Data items

::::::::::

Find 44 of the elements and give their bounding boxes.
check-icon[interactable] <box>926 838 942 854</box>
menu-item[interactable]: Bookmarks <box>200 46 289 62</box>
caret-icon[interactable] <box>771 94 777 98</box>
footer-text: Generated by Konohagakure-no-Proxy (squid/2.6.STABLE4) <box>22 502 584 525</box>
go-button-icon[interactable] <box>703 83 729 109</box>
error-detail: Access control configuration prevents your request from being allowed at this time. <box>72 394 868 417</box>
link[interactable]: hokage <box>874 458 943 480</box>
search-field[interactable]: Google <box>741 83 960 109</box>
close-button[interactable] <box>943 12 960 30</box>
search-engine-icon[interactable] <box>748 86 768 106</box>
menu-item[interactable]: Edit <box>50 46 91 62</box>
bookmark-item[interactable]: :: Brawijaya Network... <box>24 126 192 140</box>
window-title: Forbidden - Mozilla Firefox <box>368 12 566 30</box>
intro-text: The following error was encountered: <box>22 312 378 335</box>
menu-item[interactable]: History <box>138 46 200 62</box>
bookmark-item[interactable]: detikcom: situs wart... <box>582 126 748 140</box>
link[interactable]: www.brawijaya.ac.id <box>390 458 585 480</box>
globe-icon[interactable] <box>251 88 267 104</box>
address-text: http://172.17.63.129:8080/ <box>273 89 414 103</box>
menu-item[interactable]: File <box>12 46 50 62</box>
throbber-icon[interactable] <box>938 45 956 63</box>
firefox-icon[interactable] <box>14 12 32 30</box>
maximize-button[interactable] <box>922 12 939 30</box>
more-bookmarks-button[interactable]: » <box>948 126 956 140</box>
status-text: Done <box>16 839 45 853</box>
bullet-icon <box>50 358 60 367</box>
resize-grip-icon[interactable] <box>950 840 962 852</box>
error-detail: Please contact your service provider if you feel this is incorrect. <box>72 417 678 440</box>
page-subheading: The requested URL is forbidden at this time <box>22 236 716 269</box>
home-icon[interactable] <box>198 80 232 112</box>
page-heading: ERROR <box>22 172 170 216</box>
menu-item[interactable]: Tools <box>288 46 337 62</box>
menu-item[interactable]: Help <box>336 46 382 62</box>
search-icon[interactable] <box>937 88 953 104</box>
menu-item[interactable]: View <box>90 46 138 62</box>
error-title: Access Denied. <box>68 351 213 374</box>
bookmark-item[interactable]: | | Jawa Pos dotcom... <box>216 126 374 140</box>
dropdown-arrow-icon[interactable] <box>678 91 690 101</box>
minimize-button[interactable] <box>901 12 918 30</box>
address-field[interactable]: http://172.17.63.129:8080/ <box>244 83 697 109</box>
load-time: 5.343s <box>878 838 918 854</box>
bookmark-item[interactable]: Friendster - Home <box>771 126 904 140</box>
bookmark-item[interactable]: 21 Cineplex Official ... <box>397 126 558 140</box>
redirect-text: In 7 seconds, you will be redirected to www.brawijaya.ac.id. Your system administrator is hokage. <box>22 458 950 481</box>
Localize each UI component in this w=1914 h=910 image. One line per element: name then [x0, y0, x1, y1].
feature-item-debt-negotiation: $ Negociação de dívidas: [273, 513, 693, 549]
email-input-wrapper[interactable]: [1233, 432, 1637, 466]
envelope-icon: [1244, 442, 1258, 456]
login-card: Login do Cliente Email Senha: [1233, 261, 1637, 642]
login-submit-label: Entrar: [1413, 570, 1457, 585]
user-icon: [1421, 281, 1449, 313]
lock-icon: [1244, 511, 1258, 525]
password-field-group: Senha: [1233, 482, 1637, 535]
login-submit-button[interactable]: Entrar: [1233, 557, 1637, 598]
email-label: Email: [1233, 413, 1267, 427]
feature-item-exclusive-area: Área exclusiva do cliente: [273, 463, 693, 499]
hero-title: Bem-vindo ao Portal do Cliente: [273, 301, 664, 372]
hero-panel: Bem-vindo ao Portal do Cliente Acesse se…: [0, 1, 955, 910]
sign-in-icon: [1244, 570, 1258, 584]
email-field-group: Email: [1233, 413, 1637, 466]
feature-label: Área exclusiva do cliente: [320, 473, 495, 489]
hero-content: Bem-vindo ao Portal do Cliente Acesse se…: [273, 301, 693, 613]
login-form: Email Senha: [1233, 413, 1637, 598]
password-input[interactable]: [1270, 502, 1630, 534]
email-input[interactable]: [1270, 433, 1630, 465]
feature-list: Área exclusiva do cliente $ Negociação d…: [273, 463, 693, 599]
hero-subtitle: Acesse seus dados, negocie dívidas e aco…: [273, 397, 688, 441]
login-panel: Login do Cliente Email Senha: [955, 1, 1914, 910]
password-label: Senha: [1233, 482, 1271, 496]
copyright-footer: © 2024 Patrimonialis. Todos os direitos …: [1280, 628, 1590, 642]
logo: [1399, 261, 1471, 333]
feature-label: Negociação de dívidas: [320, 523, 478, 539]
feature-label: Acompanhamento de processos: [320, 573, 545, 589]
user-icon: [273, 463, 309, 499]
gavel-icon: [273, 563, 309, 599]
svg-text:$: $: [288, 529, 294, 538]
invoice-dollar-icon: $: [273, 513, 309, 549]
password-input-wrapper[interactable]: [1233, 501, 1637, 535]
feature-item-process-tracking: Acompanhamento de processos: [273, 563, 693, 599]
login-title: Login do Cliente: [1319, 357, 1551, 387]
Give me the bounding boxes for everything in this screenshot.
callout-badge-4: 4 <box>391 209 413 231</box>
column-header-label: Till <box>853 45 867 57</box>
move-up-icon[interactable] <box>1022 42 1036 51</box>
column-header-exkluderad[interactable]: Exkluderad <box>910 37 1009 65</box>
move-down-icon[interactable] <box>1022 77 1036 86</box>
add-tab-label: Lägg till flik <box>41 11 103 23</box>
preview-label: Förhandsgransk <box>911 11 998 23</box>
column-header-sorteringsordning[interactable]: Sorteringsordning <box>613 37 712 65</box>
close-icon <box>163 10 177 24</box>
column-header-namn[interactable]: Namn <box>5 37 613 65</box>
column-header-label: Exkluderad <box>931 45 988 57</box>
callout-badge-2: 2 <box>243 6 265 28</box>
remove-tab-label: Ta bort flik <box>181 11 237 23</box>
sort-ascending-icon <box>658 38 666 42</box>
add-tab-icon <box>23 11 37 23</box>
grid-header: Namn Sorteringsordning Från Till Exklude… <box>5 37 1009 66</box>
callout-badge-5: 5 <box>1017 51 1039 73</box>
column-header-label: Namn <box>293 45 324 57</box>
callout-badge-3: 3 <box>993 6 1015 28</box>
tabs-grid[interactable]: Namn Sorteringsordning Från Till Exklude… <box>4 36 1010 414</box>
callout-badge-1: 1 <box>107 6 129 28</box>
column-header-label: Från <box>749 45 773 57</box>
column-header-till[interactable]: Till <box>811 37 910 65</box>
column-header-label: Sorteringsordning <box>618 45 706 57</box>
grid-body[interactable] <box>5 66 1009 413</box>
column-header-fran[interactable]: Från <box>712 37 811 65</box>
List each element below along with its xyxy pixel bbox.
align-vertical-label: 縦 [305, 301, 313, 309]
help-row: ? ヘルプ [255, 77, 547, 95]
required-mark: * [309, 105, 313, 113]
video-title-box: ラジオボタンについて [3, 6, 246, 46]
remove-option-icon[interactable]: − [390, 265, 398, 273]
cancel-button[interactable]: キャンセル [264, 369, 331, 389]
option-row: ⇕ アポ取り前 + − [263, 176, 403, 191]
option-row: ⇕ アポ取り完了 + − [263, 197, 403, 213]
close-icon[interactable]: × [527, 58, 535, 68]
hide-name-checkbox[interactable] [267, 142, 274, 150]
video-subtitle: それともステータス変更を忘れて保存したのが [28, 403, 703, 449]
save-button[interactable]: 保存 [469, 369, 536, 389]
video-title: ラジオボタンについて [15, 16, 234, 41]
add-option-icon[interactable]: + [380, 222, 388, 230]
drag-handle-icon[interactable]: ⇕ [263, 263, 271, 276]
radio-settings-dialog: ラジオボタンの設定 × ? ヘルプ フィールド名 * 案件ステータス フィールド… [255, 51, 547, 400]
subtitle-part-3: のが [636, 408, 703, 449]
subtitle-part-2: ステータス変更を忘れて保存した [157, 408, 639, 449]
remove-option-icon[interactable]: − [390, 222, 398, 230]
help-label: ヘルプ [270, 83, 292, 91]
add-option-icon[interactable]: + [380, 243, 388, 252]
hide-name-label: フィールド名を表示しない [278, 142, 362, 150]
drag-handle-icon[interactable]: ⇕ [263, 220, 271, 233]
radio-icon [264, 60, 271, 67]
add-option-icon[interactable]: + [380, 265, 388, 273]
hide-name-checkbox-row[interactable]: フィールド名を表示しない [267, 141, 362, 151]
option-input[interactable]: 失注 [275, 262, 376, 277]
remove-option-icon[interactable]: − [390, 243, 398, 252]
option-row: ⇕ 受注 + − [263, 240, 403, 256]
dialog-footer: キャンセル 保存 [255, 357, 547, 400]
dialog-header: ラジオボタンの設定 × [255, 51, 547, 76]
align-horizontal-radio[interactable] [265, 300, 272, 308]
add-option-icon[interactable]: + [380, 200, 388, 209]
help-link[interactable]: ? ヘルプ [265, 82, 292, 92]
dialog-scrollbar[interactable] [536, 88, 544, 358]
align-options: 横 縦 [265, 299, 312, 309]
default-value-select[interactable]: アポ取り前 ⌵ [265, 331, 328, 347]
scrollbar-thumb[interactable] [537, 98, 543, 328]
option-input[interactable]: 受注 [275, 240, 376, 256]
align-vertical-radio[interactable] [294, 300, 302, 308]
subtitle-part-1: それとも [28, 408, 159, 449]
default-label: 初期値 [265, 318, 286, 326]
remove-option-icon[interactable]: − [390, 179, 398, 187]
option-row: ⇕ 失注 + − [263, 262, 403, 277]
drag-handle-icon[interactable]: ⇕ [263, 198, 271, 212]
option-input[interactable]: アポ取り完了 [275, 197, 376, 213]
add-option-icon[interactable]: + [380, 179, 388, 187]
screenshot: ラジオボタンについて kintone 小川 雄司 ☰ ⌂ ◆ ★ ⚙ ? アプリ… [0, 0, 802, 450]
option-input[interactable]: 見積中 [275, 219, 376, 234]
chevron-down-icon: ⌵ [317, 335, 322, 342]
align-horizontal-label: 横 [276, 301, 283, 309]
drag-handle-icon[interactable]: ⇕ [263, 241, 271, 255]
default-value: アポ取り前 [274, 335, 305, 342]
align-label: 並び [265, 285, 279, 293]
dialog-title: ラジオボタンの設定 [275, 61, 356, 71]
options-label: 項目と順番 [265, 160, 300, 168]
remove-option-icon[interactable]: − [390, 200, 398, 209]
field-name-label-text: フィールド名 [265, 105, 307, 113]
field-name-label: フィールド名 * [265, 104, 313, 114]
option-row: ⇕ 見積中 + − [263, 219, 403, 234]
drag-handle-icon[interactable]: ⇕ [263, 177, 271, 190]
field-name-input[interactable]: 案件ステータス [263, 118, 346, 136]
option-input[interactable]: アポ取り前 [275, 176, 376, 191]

::::::::::

▸ **TASK BRIEF**
Show each line above that contains the string "time". Case matters.

▸ **SOLUTION TO THE PROBLEM**
error-detail: Access control configuration prevents your request from being allowed at this time. <box>72 394 868 417</box>
page-subheading: The requested URL is forbidden at this time <box>22 236 716 269</box>
load-time: 5.343s <box>878 838 918 854</box>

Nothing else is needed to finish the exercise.